SUPPLIED RECORDS:
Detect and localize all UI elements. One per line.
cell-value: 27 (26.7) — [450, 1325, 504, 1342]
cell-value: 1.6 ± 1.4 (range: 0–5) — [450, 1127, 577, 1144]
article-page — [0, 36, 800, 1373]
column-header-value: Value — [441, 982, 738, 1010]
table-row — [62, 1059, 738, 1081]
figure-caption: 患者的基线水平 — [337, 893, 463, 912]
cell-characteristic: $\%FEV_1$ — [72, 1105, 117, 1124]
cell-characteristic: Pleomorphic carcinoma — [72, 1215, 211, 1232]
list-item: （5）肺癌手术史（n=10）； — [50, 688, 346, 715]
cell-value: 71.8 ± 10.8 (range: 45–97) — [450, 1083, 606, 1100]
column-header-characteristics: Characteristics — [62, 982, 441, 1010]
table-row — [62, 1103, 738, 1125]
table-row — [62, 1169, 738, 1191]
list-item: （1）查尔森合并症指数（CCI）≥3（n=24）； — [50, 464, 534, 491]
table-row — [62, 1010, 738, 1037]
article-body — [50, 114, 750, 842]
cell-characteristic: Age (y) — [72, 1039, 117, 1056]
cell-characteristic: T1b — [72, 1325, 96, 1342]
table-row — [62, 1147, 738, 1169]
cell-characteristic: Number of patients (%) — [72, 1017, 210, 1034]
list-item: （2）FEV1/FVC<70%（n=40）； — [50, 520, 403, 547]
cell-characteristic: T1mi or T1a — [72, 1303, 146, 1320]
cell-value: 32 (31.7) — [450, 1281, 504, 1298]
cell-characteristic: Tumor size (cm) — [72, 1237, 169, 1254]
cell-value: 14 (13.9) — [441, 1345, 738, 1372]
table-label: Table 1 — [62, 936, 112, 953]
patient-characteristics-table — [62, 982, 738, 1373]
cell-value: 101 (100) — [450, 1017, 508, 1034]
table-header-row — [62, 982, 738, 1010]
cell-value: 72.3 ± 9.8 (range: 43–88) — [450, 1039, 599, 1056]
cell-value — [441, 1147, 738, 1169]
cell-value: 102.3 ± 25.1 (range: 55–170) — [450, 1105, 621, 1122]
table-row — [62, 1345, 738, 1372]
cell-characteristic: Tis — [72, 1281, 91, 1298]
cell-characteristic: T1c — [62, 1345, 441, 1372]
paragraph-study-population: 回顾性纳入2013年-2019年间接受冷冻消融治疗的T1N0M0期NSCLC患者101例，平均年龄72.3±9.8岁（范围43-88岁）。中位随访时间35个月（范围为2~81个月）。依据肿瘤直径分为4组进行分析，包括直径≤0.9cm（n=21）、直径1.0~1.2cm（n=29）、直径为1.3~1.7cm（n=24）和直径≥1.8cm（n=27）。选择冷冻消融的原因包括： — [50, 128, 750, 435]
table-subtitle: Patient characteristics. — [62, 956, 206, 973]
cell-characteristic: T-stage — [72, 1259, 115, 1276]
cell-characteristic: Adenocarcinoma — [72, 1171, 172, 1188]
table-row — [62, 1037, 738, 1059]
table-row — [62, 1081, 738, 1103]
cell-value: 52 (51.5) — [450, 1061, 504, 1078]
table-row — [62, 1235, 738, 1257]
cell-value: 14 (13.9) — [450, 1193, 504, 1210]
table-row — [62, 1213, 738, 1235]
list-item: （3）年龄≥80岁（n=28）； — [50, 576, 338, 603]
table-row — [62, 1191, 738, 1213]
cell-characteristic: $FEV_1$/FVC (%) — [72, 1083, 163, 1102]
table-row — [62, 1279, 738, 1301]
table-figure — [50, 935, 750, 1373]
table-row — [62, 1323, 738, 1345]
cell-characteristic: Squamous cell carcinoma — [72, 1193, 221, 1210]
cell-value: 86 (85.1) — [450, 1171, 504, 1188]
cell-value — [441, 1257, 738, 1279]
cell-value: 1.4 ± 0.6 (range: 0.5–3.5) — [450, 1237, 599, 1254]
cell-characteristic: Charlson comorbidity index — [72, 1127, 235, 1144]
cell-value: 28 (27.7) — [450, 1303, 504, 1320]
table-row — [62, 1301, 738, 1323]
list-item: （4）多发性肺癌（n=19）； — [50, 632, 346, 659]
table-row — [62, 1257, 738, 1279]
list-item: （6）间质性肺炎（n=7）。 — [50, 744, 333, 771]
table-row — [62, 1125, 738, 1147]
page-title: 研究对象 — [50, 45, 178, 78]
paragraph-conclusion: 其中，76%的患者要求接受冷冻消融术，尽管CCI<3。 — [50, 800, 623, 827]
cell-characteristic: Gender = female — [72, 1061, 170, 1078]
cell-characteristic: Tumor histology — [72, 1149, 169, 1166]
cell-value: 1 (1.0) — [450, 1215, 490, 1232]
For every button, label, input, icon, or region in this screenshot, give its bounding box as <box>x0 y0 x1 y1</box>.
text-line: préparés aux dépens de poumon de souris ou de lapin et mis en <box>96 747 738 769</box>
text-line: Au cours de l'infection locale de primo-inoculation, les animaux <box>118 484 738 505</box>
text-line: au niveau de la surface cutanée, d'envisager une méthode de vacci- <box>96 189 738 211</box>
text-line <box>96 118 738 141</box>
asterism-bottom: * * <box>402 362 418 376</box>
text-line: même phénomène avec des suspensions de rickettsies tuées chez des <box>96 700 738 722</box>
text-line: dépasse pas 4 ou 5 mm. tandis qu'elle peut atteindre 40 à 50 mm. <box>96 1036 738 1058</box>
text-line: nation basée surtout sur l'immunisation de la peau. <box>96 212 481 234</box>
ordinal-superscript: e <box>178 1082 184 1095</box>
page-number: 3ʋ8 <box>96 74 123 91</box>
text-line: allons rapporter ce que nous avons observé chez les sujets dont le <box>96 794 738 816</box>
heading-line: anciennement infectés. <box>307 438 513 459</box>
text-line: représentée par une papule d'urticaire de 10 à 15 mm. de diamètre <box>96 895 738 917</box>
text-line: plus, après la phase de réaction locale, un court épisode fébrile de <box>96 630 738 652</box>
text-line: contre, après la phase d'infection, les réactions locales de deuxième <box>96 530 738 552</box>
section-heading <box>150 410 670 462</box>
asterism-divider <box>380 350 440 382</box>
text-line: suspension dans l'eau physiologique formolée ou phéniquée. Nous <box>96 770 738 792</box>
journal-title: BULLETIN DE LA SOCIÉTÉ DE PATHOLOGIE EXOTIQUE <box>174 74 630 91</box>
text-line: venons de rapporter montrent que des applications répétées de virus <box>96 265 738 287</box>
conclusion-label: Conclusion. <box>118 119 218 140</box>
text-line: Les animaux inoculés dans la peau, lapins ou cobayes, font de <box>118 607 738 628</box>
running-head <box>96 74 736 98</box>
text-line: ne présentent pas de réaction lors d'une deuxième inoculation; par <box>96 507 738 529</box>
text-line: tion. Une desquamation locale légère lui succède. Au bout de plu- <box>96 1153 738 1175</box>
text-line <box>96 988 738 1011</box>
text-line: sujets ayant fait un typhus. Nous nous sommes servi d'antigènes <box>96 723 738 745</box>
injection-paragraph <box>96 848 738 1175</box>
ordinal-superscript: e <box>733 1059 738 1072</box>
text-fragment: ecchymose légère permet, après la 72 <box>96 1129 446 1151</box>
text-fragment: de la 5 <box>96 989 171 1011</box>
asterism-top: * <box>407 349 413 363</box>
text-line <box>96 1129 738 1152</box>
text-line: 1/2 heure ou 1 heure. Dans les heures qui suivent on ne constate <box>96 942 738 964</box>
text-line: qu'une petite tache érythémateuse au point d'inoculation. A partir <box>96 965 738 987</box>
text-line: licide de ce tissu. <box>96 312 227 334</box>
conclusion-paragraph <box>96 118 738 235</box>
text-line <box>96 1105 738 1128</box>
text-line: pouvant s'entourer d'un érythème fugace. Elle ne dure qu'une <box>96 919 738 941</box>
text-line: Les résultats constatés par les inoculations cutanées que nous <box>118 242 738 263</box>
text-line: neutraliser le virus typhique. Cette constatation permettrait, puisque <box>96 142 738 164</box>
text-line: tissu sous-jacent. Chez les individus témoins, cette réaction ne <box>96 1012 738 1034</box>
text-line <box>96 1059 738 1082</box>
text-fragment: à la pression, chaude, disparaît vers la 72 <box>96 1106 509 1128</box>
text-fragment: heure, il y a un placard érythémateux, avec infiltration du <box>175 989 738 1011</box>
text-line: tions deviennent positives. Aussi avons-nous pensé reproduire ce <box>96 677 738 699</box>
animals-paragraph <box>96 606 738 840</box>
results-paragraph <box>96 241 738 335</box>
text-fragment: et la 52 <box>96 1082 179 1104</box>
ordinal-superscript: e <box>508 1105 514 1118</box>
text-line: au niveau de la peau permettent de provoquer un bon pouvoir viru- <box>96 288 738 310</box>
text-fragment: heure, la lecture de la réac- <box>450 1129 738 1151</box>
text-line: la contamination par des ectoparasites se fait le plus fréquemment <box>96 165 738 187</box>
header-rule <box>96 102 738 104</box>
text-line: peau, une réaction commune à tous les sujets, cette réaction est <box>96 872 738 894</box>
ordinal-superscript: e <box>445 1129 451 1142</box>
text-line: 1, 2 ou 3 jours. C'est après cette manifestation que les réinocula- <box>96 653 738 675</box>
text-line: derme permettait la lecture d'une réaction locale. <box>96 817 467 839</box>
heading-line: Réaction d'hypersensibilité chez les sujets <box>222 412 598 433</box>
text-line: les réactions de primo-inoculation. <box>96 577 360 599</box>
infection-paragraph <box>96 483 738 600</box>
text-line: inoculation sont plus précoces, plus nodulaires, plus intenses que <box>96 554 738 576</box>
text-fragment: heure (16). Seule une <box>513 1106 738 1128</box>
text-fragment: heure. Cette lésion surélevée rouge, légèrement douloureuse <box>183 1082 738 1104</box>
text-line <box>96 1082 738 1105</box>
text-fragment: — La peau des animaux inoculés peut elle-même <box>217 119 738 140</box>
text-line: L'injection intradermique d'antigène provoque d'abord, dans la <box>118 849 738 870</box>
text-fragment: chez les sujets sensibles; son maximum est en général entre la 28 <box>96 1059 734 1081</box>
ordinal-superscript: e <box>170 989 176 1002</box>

DIRECTIONS: Read through the listing and copy each line in which the word "niveau" occurs.

OUTPUT BELOW:
text-line: au niveau de la surface cutanée, d'envisager une méthode de vacci- <box>96 189 738 211</box>
text-line: au niveau de la peau permettent de provoquer un bon pouvoir viru- <box>96 288 738 310</box>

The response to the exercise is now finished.